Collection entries

□ □ □

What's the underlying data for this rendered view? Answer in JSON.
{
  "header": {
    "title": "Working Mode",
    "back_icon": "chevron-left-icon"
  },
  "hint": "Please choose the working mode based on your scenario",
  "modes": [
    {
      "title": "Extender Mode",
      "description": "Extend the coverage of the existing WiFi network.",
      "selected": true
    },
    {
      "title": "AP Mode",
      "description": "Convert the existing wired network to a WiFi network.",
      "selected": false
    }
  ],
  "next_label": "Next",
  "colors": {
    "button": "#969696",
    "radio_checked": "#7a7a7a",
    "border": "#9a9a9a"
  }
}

□ □ □

Goal -
All of the records must be retyped exactly as they are.

Output of the task -
What's the underlying data for this rendered view? Answer in JSON.
{
  "header": {
    "title": "Working Mode",
    "back_icon": "chevron-left-icon"
  },
  "hint": "Please choose the working mode based on your scenario",
  "modes": [
    {
      "title": "Extender Mode",
      "description": "Extend the coverage of the existing WiFi network.",
      "selected": true
    },
    {
      "title": "AP Mode",
      "description": "Convert the existing wired network to a WiFi network.",
      "selected": false
    }
  ],
  "next_label": "Next",
  "colors": {
    "button": "#969696",
    "radio_checked": "#7a7a7a",
    "border": "#9a9a9a"
  }
}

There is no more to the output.